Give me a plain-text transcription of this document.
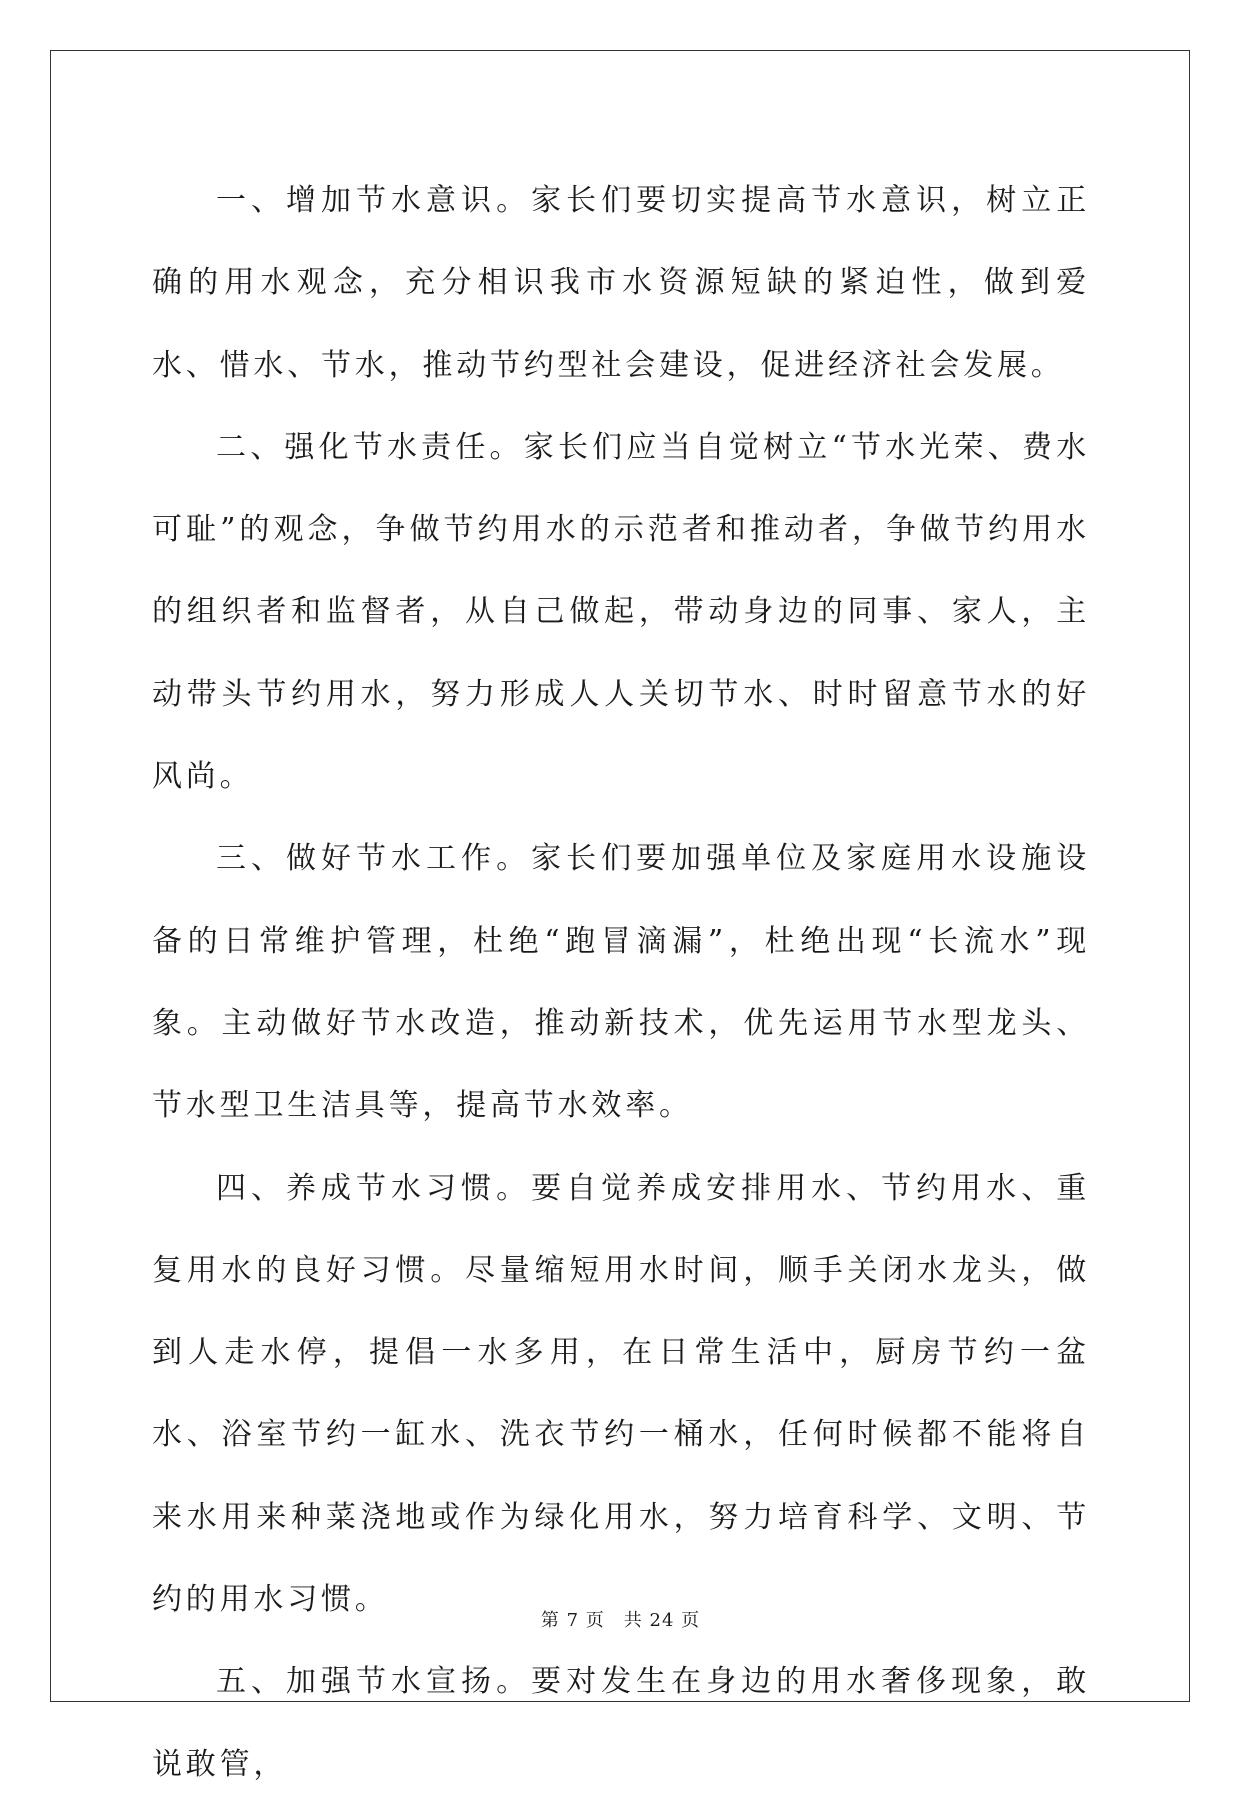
一、增加节水意识。家长们要切实提高节水意识，树立正确的用水观念，充分相识我市水资源短缺的紧迫性，做到爱水、惜水、节水，推动节约型社会建设，促进经济社会发展。

二、强化节水责任。家长们应当自觉树立“节水光荣、费水可耻”的观念，争做节约用水的示范者和推动者，争做节约用水的组织者和监督者，从自己做起，带动身边的同事、家人，主动带头节约用水，努力形成人人关切节水、时时留意节水的好风尚。

三、做好节水工作。家长们要加强单位及家庭用水设施设备的日常维护管理，杜绝“跑冒滴漏”，杜绝出现“长流水”现象。主动做好节水改造，推动新技术，优先运用节水型龙头、节水型卫生洁具等，提高节水效率。

四、养成节水习惯。要自觉养成安排用水、节约用水、重复用水的良好习惯。尽量缩短用水时间，顺手关闭水龙头，做到人走水停，提倡一水多用，在日常生活中，厨房节约一盆水、浴室节约一缸水、洗衣节约一桶水，任何时候都不能将自来水用来种菜浇地或作为绿化用水，努力培育科学、文明、节约的用水习惯。

五、加强节水宣扬。要对发生在身边的用水奢侈现象，敢说敢管，

第 7 页　共 24 页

+ + + + +

WRITTEN EXERCISE >> Restate every record exactly, please; do not copy the pictures.

FINAL RESULT >>
Give me a plain-text transcription of this document.
一、增加节水意识。家长们要切实提高节水意识，树立正确的用水观念，充分相识我市水资源短缺的紧迫性，做到爱水、惜水、节水，推动节约型社会建设，促进经济社会发展。

二、强化节水责任。家长们应当自觉树立“节水光荣、费水可耻”的观念，争做节约用水的示范者和推动者，争做节约用水的组织者和监督者，从自己做起，带动身边的同事、家人，主动带头节约用水，努力形成人人关切节水、时时留意节水的好风尚。

三、做好节水工作。家长们要加强单位及家庭用水设施设备的日常维护管理，杜绝“跑冒滴漏”，杜绝出现“长流水”现象。主动做好节水改造，推动新技术，优先运用节水型龙头、节水型卫生洁具等，提高节水效率。

四、养成节水习惯。要自觉养成安排用水、节约用水、重复用水的良好习惯。尽量缩短用水时间，顺手关闭水龙头，做到人走水停，提倡一水多用，在日常生活中，厨房节约一盆水、浴室节约一缸水、洗衣节约一桶水，任何时候都不能将自来水用来种菜浇地或作为绿化用水，努力培育科学、文明、节约的用水习惯。

五、加强节水宣扬。要对发生在身边的用水奢侈现象，敢说敢管，

第 7 页　共 24 页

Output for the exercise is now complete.